## START Supplied material
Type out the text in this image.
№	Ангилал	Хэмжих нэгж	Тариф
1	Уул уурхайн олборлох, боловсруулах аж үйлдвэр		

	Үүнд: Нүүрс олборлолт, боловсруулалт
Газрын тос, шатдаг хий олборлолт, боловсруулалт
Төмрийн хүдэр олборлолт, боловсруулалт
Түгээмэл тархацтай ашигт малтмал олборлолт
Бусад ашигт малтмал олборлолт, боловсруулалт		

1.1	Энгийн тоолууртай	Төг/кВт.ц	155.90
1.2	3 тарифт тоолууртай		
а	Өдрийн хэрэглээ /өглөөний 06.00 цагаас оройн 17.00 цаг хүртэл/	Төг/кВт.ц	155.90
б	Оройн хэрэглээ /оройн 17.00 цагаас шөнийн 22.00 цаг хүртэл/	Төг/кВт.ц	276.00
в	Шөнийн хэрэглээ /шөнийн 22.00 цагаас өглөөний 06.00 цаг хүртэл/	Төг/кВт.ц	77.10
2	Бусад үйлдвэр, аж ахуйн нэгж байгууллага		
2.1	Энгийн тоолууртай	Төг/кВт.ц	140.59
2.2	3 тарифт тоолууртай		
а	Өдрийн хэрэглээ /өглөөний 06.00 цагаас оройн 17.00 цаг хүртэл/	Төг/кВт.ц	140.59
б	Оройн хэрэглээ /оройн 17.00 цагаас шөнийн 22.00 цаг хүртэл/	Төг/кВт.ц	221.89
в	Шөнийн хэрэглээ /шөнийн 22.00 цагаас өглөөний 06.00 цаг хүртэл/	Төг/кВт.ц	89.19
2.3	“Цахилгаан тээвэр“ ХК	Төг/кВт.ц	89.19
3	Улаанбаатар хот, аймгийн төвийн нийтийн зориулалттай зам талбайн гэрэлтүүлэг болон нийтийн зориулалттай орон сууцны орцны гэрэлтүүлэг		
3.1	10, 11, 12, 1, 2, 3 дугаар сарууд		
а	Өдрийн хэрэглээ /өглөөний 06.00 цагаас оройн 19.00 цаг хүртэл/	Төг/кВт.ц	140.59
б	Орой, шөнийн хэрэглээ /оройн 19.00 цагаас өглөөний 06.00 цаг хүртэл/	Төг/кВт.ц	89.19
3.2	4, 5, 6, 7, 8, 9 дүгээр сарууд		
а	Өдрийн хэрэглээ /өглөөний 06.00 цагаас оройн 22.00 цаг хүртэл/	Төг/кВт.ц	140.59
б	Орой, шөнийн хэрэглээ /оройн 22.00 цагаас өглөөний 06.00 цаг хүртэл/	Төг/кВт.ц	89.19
## END Supplied material
Job - What is needed here is an exact reproduction of all the entries.

Finished exercise -
Type out the text in this image.
№	Ангилал	Хэмжих нэгж	Тариф
1	Уул уурхайн олборлох, боловсруулах аж үйлдвэр		

	Үүнд: Нүүрс олборлолт, боловсруулалт
Газрын тос, шатдаг хий олборлолт, боловсруулалт
Төмрийн хүдэр олборлолт, боловсруулалт
Түгээмэл тархацтай ашигт малтмал олборлолт
Бусад ашигт малтмал олборлолт, боловсруулалт		

1.1	Энгийн тоолууртай	Төг/кВт.ц	155.90
1.2	3 тарифт тоолууртай		
а	Өдрийн хэрэглээ /өглөөний 06.00 цагаас оройн 17.00 цаг хүртэл/	Төг/кВт.ц	155.90
б	Оройн хэрэглээ /оройн 17.00 цагаас шөнийн 22.00 цаг хүртэл/	Төг/кВт.ц	276.00
в	Шөнийн хэрэглээ /шөнийн 22.00 цагаас өглөөний 06.00 цаг хүртэл/	Төг/кВт.ц	77.10
2	Бусад үйлдвэр, аж ахуйн нэгж байгууллага		
2.1	Энгийн тоолууртай	Төг/кВт.ц	140.59
2.2	3 тарифт тоолууртай		
а	Өдрийн хэрэглээ /өглөөний 06.00 цагаас оройн 17.00 цаг хүртэл/	Төг/кВт.ц	140.59
б	Оройн хэрэглээ /оройн 17.00 цагаас шөнийн 22.00 цаг хүртэл/	Төг/кВт.ц	221.89
в	Шөнийн хэрэглээ /шөнийн 22.00 цагаас өглөөний 06.00 цаг хүртэл/	Төг/кВт.ц	89.19
2.3	“Цахилгаан тээвэр“ ХК	Төг/кВт.ц	89.19
3	Улаанбаатар хот, аймгийн төвийн нийтийн зориулалттай зам талбайн гэрэлтүүлэг болон нийтийн зориулалттай орон сууцны орцны гэрэлтүүлэг		
3.1	10, 11, 12, 1, 2, 3 дугаар сарууд		
а	Өдрийн хэрэглээ /өглөөний 06.00 цагаас оройн 19.00 цаг хүртэл/	Төг/кВт.ц	140.59
б	Орой, шөнийн хэрэглээ /оройн 19.00 цагаас өглөөний 06.00 цаг хүртэл/	Төг/кВт.ц	89.19
3.2	4, 5, 6, 7, 8, 9 дүгээр сарууд		
а	Өдрийн хэрэглээ /өглөөний 06.00 цагаас оройн 22.00 цаг хүртэл/	Төг/кВт.ц	140.59
б	Орой, шөнийн хэрэглээ /оройн 22.00 цагаас өглөөний 06.00 цаг хүртэл/	Төг/кВт.ц	89.19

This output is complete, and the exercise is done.